_TASK GOAL_
Go through the records underneath and write each one out again exactly.

_GIVEN RECORDS_
----------------------------------------

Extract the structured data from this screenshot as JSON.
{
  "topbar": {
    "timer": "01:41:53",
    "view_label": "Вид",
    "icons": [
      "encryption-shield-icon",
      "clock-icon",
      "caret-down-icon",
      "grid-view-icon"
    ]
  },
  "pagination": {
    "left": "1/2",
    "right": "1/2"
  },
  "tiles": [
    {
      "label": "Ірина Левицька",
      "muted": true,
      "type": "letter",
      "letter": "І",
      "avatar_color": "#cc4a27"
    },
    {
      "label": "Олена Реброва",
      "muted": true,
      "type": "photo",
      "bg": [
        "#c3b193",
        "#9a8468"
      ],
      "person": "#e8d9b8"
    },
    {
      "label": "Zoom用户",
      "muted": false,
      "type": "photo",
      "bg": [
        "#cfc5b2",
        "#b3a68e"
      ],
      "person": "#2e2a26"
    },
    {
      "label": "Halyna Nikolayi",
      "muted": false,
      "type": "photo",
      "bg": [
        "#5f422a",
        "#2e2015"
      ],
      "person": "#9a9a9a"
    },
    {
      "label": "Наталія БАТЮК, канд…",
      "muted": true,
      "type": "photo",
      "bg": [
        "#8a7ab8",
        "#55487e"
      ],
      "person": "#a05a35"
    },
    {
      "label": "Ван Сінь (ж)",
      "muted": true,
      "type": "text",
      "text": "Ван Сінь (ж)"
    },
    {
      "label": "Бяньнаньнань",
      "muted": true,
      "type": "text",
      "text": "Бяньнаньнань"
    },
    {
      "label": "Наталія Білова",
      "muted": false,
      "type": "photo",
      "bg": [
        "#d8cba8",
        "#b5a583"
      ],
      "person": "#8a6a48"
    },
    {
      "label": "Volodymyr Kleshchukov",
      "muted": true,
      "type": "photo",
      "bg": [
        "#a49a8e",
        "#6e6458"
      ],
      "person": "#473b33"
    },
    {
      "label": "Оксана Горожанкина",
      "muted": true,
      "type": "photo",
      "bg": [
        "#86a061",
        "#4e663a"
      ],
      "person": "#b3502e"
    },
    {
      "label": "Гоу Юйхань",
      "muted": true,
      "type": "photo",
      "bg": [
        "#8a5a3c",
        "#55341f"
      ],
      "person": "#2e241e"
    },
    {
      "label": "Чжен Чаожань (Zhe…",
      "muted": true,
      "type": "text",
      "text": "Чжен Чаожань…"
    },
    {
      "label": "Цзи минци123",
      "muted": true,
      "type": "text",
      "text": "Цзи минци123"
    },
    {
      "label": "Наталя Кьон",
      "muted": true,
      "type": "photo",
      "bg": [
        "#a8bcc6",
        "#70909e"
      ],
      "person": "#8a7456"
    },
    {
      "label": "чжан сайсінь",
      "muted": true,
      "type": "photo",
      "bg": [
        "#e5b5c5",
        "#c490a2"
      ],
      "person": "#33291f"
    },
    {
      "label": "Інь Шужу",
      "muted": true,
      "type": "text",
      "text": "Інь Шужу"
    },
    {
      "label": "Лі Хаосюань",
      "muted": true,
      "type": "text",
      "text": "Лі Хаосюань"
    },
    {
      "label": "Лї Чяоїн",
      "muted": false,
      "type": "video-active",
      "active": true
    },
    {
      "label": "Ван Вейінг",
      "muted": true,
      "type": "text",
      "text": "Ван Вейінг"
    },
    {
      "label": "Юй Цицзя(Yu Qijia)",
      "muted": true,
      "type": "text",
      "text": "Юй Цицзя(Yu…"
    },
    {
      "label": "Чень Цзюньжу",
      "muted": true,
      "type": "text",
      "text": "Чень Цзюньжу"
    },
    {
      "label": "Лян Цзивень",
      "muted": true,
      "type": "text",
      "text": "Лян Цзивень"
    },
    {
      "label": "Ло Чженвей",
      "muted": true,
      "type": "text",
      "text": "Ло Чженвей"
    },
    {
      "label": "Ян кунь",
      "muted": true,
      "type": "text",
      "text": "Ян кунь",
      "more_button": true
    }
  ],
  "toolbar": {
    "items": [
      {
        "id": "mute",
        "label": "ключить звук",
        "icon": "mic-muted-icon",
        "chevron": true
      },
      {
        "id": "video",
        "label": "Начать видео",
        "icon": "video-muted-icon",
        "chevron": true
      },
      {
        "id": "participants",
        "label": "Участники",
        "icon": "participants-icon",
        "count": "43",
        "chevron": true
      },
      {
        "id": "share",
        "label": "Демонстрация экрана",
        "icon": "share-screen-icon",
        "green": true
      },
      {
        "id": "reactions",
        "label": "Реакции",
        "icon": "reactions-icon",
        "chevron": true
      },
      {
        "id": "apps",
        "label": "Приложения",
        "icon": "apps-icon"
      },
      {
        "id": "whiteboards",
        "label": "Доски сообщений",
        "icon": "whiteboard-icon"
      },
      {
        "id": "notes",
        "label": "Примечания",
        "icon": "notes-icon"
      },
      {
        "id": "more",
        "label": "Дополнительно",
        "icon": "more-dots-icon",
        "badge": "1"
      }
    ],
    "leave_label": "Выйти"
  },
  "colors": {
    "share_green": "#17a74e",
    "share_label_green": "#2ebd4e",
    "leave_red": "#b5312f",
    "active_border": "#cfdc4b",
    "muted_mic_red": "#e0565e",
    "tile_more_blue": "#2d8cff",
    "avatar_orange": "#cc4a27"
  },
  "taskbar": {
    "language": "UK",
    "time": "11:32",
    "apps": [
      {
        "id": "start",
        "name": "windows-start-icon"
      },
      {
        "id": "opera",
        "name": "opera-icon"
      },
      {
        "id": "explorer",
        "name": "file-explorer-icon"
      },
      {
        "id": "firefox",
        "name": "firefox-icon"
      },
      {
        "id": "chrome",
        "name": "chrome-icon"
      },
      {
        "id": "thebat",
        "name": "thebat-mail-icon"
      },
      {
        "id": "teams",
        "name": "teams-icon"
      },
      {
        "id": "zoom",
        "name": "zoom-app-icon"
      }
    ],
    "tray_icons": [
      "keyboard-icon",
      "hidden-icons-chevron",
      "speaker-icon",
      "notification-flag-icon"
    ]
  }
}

----------------------------------------

_FULL ANSWER_
Extract the structured data from this screenshot as JSON.
{
  "topbar": {
    "timer": "01:41:53",
    "view_label": "Вид",
    "icons": [
      "encryption-shield-icon",
      "clock-icon",
      "caret-down-icon",
      "grid-view-icon"
    ]
  },
  "pagination": {
    "left": "1/2",
    "right": "1/2"
  },
  "tiles": [
    {
      "label": "Ірина Левицька",
      "muted": true,
      "type": "letter",
      "letter": "І",
      "avatar_color": "#cc4a27"
    },
    {
      "label": "Олена Реброва",
      "muted": true,
      "type": "photo",
      "bg": [
        "#c3b193",
        "#9a8468"
      ],
      "person": "#e8d9b8"
    },
    {
      "label": "Zoom用户",
      "muted": false,
      "type": "photo",
      "bg": [
        "#cfc5b2",
        "#b3a68e"
      ],
      "person": "#2e2a26"
    },
    {
      "label": "Halyna Nikolayi",
      "muted": false,
      "type": "photo",
      "bg": [
        "#5f422a",
        "#2e2015"
      ],
      "person": "#9a9a9a"
    },
    {
      "label": "Наталія БАТЮК, канд…",
      "muted": true,
      "type": "photo",
      "bg": [
        "#8a7ab8",
        "#55487e"
      ],
      "person": "#a05a35"
    },
    {
      "label": "Ван Сінь (ж)",
      "muted": true,
      "type": "text",
      "text": "Ван Сінь (ж)"
    },
    {
      "label": "Бяньнаньнань",
      "muted": true,
      "type": "text",
      "text": "Бяньнаньнань"
    },
    {
      "label": "Наталія Білова",
      "muted": false,
      "type": "photo",
      "bg": [
        "#d8cba8",
        "#b5a583"
      ],
      "person": "#8a6a48"
    },
    {
      "label": "Volodymyr Kleshchukov",
      "muted": true,
      "type": "photo",
      "bg": [
        "#a49a8e",
        "#6e6458"
      ],
      "person": "#473b33"
    },
    {
      "label": "Оксана Горожанкина",
      "muted": true,
      "type": "photo",
      "bg": [
        "#86a061",
        "#4e663a"
      ],
      "person": "#b3502e"
    },
    {
      "label": "Гоу Юйхань",
      "muted": true,
      "type": "photo",
      "bg": [
        "#8a5a3c",
        "#55341f"
      ],
      "person": "#2e241e"
    },
    {
      "label": "Чжен Чаожань (Zhe…",
      "muted": true,
      "type": "text",
      "text": "Чжен Чаожань…"
    },
    {
      "label": "Цзи минци123",
      "muted": true,
      "type": "text",
      "text": "Цзи минци123"
    },
    {
      "label": "Наталя Кьон",
      "muted": true,
      "type": "photo",
      "bg": [
        "#a8bcc6",
        "#70909e"
      ],
      "person": "#8a7456"
    },
    {
      "label": "чжан сайсінь",
      "muted": true,
      "type": "photo",
      "bg": [
        "#e5b5c5",
        "#c490a2"
      ],
      "person": "#33291f"
    },
    {
      "label": "Інь Шужу",
      "muted": true,
      "type": "text",
      "text": "Інь Шужу"
    },
    {
      "label": "Лі Хаосюань",
      "muted": true,
      "type": "text",
      "text": "Лі Хаосюань"
    },
    {
      "label": "Лї Чяоїн",
      "muted": false,
      "type": "video-active",
      "active": true
    },
    {
      "label": "Ван Вейінг",
      "muted": true,
      "type": "text",
      "text": "Ван Вейінг"
    },
    {
      "label": "Юй Цицзя(Yu Qijia)",
      "muted": true,
      "type": "text",
      "text": "Юй Цицзя(Yu…"
    },
    {
      "label": "Чень Цзюньжу",
      "muted": true,
      "type": "text",
      "text": "Чень Цзюньжу"
    },
    {
      "label": "Лян Цзивень",
      "muted": true,
      "type": "text",
      "text": "Лян Цзивень"
    },
    {
      "label": "Ло Чженвей",
      "muted": true,
      "type": "text",
      "text": "Ло Чженвей"
    },
    {
      "label": "Ян кунь",
      "muted": true,
      "type": "text",
      "text": "Ян кунь",
      "more_button": true
    }
  ],
  "toolbar": {
    "items": [
      {
        "id": "mute",
        "label": "ключить звук",
        "icon": "mic-muted-icon",
        "chevron": true
      },
      {
        "id": "video",
        "label": "Начать видео",
        "icon": "video-muted-icon",
        "chevron": true
      },
      {
        "id": "participants",
        "label": "Участники",
        "icon": "participants-icon",
        "count": "43",
        "chevron": true
      },
      {
        "id": "share",
        "label": "Демонстрация экрана",
        "icon": "share-screen-icon",
        "green": true
      },
      {
        "id": "reactions",
        "label": "Реакции",
        "icon": "reactions-icon",
        "chevron": true
      },
      {
        "id": "apps",
        "label": "Приложения",
        "icon": "apps-icon"
      },
      {
        "id": "whiteboards",
        "label": "Доски сообщений",
        "icon": "whiteboard-icon"
      },
      {
        "id": "notes",
        "label": "Примечания",
        "icon": "notes-icon"
      },
      {
        "id": "more",
        "label": "Дополнительно",
        "icon": "more-dots-icon",
        "badge": "1"
      }
    ],
    "leave_label": "Выйти"
  },
  "colors": {
    "share_green": "#17a74e",
    "share_label_green": "#2ebd4e",
    "leave_red": "#b5312f",
    "active_border": "#cfdc4b",
    "muted_mic_red": "#e0565e",
    "tile_more_blue": "#2d8cff",
    "avatar_orange": "#cc4a27"
  },
  "taskbar": {
    "language": "UK",
    "time": "11:32",
    "apps": [
      {
        "id": "start",
        "name": "windows-start-icon"
      },
      {
        "id": "opera",
        "name": "opera-icon"
      },
      {
        "id": "explorer",
        "name": "file-explorer-icon"
      },
      {
        "id": "firefox",
        "name": "firefox-icon"
      },
      {
        "id": "chrome",
        "name": "chrome-icon"
      },
      {
        "id": "thebat",
        "name": "thebat-mail-icon"
      },
      {
        "id": "teams",
        "name": "teams-icon"
      },
      {
        "id": "zoom",
        "name": "zoom-app-icon"
      }
    ],
    "tray_icons": [
      "keyboard-icon",
      "hidden-icons-chevron",
      "speaker-icon",
      "notification-flag-icon"
    ]
  }
}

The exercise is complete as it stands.